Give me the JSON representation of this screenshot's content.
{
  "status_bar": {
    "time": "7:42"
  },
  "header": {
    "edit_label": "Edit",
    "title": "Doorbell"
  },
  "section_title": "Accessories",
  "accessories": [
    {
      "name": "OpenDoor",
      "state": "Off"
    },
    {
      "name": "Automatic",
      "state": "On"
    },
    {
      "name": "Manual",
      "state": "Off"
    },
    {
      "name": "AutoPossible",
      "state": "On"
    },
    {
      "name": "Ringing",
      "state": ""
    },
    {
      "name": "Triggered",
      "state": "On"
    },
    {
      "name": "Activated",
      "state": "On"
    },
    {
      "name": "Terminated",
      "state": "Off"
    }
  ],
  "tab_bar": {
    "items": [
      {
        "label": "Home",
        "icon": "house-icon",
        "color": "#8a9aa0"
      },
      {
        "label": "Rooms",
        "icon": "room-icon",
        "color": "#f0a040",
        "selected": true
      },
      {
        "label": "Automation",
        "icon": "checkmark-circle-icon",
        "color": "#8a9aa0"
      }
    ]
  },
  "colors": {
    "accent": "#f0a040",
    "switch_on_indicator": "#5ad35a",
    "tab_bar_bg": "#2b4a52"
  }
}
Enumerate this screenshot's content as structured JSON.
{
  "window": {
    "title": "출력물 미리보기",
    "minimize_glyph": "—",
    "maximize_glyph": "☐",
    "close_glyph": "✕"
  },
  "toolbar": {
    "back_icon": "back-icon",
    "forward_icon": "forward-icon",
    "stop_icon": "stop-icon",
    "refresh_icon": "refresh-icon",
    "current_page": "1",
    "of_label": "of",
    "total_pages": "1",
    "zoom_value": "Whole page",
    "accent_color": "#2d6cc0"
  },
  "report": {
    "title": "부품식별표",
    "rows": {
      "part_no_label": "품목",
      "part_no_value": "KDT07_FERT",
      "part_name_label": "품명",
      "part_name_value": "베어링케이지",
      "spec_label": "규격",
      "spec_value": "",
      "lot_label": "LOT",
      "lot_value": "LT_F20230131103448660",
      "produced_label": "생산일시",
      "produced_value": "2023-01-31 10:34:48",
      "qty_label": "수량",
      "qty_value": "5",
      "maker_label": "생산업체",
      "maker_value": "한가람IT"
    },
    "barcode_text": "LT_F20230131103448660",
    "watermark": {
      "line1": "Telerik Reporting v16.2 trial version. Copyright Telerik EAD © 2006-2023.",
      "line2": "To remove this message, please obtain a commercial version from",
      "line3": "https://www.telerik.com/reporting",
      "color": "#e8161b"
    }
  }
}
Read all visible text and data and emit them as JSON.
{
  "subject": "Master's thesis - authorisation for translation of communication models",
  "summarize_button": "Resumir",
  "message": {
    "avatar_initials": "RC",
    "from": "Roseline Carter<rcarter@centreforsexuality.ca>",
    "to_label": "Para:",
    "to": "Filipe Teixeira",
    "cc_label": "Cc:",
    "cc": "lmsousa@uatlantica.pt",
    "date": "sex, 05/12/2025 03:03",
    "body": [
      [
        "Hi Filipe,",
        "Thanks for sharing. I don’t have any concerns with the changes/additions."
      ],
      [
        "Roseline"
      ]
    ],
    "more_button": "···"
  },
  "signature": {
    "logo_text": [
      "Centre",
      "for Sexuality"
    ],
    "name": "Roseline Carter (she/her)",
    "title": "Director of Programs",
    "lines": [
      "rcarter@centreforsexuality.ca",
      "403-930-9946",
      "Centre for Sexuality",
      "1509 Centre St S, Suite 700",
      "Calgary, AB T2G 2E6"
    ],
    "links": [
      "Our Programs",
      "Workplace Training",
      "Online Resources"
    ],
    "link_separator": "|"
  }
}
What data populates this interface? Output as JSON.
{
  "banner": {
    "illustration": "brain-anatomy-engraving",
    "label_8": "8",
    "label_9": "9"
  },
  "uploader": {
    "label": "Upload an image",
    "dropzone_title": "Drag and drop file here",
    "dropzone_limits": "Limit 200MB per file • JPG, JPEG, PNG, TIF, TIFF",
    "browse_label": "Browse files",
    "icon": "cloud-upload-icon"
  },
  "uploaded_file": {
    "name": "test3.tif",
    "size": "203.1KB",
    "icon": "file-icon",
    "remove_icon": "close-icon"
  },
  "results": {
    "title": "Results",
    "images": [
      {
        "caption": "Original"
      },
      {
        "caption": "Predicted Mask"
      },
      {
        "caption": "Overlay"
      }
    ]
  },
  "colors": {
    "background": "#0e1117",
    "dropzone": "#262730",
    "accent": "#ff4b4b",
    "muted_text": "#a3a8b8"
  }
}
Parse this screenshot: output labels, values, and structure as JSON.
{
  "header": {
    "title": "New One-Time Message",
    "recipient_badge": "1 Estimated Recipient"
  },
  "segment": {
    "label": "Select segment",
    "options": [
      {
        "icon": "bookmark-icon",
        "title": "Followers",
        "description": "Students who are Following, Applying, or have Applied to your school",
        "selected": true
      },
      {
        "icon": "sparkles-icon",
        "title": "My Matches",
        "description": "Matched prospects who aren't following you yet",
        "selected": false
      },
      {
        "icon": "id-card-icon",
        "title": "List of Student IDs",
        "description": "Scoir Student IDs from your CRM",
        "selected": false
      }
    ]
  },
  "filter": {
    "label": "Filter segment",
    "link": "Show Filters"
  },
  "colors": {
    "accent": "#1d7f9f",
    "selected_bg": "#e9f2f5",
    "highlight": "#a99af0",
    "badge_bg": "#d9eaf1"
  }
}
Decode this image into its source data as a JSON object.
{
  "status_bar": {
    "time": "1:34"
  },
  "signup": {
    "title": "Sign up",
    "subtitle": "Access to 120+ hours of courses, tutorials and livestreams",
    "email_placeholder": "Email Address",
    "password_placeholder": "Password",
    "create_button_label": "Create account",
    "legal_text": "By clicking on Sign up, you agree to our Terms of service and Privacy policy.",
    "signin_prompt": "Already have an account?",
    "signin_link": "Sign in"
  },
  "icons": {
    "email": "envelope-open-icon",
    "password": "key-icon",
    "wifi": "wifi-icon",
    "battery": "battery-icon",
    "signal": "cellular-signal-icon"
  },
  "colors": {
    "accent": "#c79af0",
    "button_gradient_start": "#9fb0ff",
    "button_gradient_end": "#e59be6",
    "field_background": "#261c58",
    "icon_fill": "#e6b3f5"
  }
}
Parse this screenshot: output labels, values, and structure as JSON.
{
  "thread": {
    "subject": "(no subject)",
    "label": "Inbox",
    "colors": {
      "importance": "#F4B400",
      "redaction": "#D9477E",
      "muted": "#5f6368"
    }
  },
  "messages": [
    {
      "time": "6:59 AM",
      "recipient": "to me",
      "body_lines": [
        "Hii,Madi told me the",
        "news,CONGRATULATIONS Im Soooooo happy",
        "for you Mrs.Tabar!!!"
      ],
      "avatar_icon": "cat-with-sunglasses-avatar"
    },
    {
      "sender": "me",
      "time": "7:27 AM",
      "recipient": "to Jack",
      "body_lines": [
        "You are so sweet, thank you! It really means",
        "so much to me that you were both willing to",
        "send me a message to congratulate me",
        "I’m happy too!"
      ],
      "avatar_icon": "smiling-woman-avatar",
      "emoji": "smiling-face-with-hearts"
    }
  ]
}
----------------------------------------
• **TASK GOAL**
Track down the lines that include the word "Programs" and copy them.

• **WRITTEN ANSWER**
    "title": "Director of Programs",
      "Our Programs",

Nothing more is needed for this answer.